Dataset listings of figures:
====

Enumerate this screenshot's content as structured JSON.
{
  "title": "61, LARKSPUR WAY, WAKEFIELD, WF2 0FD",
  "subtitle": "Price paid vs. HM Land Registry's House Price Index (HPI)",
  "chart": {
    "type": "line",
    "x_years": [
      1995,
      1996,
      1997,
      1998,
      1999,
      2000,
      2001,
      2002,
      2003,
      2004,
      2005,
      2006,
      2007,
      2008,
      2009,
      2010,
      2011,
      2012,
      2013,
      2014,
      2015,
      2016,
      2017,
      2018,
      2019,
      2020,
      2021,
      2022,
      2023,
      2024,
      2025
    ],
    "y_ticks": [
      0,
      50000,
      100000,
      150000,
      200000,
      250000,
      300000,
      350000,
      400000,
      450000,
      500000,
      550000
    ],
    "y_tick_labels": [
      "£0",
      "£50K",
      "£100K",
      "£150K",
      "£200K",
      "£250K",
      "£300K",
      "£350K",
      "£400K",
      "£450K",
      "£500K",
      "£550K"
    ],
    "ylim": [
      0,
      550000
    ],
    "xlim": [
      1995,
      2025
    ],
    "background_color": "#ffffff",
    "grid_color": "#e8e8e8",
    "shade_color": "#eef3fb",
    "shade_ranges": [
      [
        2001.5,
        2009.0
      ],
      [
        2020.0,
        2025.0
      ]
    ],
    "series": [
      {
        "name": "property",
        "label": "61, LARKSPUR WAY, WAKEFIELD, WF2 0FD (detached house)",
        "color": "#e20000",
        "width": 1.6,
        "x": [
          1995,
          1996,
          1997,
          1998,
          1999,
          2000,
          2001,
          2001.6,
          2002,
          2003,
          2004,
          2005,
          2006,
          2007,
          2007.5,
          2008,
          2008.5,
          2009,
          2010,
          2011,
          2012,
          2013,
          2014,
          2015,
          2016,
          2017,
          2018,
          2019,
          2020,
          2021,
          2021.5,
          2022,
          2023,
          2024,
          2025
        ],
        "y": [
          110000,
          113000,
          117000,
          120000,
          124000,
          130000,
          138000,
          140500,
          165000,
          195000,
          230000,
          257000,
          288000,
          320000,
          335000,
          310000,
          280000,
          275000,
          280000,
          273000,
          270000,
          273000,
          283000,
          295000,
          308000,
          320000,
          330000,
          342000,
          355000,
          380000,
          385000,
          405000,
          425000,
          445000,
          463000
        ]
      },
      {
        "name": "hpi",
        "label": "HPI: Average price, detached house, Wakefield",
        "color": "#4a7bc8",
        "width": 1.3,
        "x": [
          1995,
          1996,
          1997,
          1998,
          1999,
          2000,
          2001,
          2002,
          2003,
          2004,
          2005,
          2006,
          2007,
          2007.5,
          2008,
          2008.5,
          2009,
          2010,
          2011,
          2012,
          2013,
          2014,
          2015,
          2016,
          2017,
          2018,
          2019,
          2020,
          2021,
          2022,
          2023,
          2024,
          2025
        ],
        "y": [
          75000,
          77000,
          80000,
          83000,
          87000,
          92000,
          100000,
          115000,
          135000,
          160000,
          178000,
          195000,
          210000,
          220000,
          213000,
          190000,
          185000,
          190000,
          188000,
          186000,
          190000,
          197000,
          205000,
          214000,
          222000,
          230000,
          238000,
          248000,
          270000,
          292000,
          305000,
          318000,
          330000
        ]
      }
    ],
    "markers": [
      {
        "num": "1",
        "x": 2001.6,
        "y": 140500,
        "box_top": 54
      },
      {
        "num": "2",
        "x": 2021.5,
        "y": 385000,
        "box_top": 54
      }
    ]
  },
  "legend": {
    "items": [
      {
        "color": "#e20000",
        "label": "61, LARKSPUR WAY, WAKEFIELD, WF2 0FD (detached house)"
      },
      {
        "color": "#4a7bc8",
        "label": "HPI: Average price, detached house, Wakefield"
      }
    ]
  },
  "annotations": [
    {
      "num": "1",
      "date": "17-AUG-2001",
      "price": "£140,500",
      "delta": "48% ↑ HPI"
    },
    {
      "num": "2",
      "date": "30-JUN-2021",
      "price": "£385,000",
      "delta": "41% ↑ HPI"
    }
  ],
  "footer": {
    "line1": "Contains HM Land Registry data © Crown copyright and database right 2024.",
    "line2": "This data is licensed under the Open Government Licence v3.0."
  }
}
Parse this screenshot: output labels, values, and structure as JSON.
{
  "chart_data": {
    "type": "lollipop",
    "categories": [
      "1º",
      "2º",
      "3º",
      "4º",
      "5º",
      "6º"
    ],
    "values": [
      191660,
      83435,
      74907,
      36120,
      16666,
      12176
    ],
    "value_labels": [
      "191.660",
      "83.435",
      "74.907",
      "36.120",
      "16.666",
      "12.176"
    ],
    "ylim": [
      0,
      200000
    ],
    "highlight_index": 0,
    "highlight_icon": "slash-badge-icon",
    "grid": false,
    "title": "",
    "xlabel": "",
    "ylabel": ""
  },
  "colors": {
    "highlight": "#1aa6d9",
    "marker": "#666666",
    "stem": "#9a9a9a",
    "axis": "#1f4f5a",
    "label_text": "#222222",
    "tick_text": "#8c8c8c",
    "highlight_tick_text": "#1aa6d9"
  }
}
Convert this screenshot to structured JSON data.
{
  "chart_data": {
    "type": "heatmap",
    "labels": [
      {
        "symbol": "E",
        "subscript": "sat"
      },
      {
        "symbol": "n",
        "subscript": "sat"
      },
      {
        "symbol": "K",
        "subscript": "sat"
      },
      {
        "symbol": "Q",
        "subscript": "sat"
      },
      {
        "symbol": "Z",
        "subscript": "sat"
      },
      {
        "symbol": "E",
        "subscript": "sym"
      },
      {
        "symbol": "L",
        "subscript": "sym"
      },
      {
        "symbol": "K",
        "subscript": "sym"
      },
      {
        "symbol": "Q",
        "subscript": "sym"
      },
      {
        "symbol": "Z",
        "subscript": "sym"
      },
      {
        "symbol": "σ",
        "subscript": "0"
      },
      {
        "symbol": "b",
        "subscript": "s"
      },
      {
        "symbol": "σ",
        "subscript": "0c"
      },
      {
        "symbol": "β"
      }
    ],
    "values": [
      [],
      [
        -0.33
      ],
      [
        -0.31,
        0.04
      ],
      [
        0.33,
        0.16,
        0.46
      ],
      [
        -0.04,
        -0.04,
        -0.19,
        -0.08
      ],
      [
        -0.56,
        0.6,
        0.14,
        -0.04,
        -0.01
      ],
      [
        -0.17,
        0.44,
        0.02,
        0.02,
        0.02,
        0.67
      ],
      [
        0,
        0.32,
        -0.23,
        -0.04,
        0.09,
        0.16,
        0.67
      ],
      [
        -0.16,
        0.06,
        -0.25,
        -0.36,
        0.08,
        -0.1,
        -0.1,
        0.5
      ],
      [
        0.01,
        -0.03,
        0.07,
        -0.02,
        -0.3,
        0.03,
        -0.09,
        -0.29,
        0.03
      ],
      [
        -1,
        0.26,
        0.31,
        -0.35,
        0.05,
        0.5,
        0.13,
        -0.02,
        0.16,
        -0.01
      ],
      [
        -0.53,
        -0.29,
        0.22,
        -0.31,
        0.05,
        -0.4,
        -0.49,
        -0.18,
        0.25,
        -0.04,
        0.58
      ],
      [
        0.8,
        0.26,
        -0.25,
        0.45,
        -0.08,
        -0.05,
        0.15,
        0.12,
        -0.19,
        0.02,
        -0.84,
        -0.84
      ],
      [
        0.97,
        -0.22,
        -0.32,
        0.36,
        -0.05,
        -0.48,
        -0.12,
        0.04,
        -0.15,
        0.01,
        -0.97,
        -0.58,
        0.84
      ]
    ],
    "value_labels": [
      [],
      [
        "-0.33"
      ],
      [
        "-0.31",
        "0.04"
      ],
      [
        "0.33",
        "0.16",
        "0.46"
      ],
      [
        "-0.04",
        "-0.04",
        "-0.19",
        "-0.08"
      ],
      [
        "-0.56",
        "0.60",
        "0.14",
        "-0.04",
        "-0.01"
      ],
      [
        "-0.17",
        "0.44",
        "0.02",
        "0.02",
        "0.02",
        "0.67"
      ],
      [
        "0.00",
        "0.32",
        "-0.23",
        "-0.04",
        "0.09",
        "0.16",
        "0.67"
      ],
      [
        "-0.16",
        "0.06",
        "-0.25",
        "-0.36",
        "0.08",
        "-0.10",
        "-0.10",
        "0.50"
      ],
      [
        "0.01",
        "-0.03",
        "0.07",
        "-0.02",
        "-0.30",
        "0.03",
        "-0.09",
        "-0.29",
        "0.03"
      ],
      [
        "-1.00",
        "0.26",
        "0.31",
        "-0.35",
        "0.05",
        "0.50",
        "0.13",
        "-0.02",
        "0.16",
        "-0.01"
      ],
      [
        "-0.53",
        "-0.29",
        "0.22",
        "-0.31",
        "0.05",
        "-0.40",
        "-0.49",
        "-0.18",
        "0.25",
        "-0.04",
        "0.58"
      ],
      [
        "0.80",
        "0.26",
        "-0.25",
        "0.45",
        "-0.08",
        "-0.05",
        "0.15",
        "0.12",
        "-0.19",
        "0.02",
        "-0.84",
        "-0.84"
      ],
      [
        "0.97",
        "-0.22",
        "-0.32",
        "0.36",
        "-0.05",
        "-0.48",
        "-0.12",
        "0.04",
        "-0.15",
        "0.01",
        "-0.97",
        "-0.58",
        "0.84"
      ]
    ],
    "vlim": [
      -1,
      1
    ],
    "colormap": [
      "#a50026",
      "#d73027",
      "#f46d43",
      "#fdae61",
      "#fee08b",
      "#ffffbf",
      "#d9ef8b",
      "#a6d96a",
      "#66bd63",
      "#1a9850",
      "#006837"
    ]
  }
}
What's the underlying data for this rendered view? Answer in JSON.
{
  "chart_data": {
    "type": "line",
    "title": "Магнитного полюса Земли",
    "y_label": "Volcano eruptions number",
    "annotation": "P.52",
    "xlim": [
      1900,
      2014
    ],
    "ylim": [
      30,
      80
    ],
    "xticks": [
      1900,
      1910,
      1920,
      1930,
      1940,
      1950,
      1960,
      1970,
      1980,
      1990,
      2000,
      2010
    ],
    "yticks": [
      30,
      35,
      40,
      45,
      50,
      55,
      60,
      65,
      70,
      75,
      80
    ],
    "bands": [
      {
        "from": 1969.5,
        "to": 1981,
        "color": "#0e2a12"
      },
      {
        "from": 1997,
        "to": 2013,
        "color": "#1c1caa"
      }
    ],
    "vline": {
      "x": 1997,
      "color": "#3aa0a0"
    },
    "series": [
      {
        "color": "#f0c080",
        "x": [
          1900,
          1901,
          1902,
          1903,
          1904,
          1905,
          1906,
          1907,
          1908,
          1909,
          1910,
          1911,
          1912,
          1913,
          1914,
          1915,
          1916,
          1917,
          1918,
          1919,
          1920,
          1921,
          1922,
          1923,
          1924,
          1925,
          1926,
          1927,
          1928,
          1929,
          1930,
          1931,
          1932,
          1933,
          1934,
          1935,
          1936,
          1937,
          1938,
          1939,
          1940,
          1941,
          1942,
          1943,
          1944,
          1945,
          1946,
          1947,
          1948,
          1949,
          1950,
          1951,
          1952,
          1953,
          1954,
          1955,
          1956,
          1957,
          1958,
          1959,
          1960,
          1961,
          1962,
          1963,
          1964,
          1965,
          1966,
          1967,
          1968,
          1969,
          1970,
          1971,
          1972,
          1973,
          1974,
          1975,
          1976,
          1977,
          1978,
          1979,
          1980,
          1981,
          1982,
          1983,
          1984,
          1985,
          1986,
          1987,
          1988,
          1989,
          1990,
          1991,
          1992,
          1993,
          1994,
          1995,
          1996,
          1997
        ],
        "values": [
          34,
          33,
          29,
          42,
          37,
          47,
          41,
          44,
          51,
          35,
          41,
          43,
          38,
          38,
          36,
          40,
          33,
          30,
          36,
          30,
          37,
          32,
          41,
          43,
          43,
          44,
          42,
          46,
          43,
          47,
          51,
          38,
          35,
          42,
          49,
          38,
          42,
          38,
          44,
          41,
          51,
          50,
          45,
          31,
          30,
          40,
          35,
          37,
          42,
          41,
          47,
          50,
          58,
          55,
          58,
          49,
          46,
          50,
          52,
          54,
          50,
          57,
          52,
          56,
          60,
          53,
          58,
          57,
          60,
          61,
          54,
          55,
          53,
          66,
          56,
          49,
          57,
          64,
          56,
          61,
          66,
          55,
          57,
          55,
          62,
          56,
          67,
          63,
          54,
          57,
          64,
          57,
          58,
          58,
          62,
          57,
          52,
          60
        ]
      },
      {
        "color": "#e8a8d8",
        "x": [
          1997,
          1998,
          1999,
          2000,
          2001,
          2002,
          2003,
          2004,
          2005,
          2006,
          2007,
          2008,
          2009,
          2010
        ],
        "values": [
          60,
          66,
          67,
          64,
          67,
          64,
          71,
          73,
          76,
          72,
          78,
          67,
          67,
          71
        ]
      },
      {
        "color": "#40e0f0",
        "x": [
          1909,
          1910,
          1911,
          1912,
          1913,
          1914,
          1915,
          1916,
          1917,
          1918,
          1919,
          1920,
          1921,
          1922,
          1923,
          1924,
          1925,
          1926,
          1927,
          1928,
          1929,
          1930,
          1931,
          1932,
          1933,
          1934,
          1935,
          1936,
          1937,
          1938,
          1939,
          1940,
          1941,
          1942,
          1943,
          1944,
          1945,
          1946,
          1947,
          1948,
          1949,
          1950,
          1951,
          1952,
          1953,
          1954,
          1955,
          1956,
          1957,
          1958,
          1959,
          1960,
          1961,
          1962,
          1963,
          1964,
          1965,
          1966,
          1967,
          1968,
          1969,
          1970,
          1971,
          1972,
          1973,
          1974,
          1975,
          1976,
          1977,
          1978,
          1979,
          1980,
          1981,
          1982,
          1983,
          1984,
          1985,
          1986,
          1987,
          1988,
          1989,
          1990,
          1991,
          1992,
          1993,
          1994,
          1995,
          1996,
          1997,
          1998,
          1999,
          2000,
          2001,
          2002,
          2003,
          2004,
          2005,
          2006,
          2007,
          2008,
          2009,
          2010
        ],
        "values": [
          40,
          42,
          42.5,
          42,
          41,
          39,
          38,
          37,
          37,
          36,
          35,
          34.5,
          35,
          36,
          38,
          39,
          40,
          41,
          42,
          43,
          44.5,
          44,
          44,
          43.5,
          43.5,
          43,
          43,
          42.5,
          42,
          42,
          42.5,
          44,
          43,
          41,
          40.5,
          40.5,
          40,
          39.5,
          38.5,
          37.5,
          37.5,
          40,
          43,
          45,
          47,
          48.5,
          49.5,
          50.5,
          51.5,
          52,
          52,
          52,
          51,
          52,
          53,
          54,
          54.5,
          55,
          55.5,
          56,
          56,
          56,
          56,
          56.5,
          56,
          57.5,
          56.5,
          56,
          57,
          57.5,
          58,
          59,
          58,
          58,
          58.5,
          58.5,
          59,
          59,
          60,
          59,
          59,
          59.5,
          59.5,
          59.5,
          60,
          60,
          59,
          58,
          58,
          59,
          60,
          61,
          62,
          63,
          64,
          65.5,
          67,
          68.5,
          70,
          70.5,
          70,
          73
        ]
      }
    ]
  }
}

====

Task to carry out:
In the records, locate each line holding the string "structured" and copy it.

Complete answer:
Enumerate this screenshot's content as structured JSON.
Convert this screenshot to structured JSON data.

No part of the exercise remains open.